__SOURCE TEXT__:
Canada’s proposed Alto high-speed rail line promises faster travel, economic growth, and lower emissions, but it’s moving forward against a global track record showing such projects often run years behind schedule and billions of dollars over budget.
The Toronto-Quebec City high-speed corridor was formally announced in February of last year by then-Prime Minister Justin Trudeau. The plan entered the pre-construction phase last month, and Prime Minister Mark Carney now champions it as a nation-building project. It is expected to cost between $60 billion and $90 billion and take at least a decade to build.
Detractors say those estimates are almost certainly optimistic.
Similar challenges have affected major rail projects in Europe and Asia.
After early success in building high-speed rail along its densest population corridor, Japan started building multiple lines in areas with lower population densities—and accumulated mounting losses. Japan National Railways was privatized in 1987 with 37.1 trillion yen in long-term debt, or about US$170 billion at the time.Costs Balloon Early
Economists say those overruns are often baked in early, as political momentum builds before costs are fully understood, raising questions about whether Canada’s high-speed rail project can avoid the same pitfalls.“Projects are rarely cancelled once they have entered the national investment plan,” Eliasson noted of Swedish major transport initiatives. “The reason that final costs tend to exceed early cost estimates is that project decisions are effectively locked in before projects’ costs and benefits have been thoroughly assessed.”
Looking over large transport projects in Sweden between 2004 and 2022, Eliasson found that costs rose 42 percent on average between the first planning stages and actually breaking ground, but usually only 4 percent after final construction approval.
For some analysts, those recurring cost overruns beg the question of whether high-speed rail projects make economic sense at all.
Randal O’Toole, a policy analyst at the Oregon-based Thoreau Institute, said high-speed rail is usually inferior to available motor vehicle, bus, or air travel.

__DATA FOR ANALYSIS__:
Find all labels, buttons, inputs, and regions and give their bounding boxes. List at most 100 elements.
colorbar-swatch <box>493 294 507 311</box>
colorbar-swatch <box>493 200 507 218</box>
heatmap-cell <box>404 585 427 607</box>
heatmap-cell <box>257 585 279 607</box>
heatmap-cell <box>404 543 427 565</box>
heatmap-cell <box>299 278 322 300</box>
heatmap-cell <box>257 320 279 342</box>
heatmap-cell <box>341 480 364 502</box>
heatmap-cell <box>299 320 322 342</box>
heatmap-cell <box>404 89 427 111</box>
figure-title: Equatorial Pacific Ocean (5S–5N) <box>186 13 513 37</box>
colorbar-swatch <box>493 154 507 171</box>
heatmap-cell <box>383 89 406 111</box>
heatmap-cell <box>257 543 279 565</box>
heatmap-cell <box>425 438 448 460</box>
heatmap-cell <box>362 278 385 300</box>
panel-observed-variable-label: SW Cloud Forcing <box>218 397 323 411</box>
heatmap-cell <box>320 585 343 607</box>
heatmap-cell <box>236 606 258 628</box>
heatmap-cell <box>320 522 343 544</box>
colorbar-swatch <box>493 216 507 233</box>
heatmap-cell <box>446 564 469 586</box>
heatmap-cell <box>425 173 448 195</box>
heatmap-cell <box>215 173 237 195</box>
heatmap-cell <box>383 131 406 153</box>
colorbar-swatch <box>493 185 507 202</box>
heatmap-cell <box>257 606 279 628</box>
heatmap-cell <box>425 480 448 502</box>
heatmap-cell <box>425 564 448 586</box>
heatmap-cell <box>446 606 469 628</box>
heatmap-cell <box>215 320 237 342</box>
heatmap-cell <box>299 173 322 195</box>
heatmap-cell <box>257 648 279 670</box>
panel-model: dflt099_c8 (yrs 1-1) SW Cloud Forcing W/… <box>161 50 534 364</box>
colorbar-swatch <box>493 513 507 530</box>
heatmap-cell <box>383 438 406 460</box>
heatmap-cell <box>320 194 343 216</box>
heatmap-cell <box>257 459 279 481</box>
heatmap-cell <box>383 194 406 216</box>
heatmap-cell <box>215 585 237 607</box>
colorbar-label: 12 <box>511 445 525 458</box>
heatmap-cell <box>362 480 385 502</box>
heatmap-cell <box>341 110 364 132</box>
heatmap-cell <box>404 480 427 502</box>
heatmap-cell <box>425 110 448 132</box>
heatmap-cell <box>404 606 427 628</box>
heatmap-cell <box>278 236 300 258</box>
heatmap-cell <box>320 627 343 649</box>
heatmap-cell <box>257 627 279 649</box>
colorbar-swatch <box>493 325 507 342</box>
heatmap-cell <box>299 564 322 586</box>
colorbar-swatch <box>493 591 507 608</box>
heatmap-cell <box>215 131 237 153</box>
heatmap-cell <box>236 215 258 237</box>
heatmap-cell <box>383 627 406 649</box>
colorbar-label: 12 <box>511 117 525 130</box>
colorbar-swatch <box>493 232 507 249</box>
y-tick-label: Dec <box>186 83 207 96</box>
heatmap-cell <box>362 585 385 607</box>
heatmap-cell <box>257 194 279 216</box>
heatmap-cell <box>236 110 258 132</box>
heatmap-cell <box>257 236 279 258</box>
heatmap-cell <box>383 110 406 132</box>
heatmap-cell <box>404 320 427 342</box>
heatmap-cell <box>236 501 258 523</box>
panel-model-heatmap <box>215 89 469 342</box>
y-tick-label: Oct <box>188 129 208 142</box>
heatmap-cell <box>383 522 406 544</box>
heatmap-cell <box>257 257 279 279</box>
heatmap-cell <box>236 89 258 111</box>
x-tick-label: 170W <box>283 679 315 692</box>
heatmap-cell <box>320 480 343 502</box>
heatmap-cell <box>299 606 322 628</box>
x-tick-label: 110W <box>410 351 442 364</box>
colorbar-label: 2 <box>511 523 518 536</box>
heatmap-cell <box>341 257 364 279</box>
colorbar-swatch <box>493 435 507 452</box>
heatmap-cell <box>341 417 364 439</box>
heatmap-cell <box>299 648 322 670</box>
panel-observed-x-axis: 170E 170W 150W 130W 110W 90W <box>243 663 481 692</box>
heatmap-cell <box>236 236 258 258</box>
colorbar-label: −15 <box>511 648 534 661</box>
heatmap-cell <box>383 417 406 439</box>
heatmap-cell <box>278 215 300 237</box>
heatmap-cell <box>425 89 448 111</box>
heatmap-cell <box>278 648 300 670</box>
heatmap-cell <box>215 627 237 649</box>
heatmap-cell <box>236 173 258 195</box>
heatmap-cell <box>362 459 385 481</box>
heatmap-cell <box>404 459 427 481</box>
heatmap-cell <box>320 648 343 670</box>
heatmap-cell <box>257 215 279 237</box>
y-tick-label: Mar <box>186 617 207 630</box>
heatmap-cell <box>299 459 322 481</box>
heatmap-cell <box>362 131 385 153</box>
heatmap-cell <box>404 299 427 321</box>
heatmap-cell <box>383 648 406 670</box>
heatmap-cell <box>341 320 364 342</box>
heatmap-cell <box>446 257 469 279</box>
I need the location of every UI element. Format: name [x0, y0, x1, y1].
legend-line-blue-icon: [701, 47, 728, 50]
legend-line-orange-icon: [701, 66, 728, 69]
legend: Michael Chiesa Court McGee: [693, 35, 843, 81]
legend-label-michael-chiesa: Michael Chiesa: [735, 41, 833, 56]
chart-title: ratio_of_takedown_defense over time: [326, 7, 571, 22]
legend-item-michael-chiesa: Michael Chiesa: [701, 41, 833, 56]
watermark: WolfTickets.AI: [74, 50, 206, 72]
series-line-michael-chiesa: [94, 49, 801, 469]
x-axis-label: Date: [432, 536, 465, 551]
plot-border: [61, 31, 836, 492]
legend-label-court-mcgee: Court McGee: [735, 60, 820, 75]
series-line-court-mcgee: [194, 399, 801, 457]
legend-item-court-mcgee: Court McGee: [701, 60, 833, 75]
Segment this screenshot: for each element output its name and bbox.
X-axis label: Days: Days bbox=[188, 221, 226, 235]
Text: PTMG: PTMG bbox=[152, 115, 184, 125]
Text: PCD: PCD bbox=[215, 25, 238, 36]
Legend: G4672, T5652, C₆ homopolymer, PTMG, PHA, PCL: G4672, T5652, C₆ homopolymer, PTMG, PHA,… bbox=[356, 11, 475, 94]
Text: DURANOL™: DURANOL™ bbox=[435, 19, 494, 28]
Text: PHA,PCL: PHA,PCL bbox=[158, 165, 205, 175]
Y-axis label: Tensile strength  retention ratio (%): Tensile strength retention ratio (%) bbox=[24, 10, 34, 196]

__THE PROBLEM__:
Copy the passage from the high-speed rail article, the stretch from "Looking over large" through "or air travel.".

__SOLUTION FOR THIS PROBLEM__:
Looking over large transport projects in Sweden between 2004 and 2022, Eliasson found that costs rose 42 percent on average between the first planning stages and actually breaking ground, but usually only 4 percent after final construction approval.
For some analysts, those recurring cost overruns beg the question of whether high-speed rail projects make economic sense at all.
Randal O’Toole, a policy analyst at the Oregon-based Thoreau Institute, said high-speed rail is usually inferior to available motor vehicle, bus, or air travel.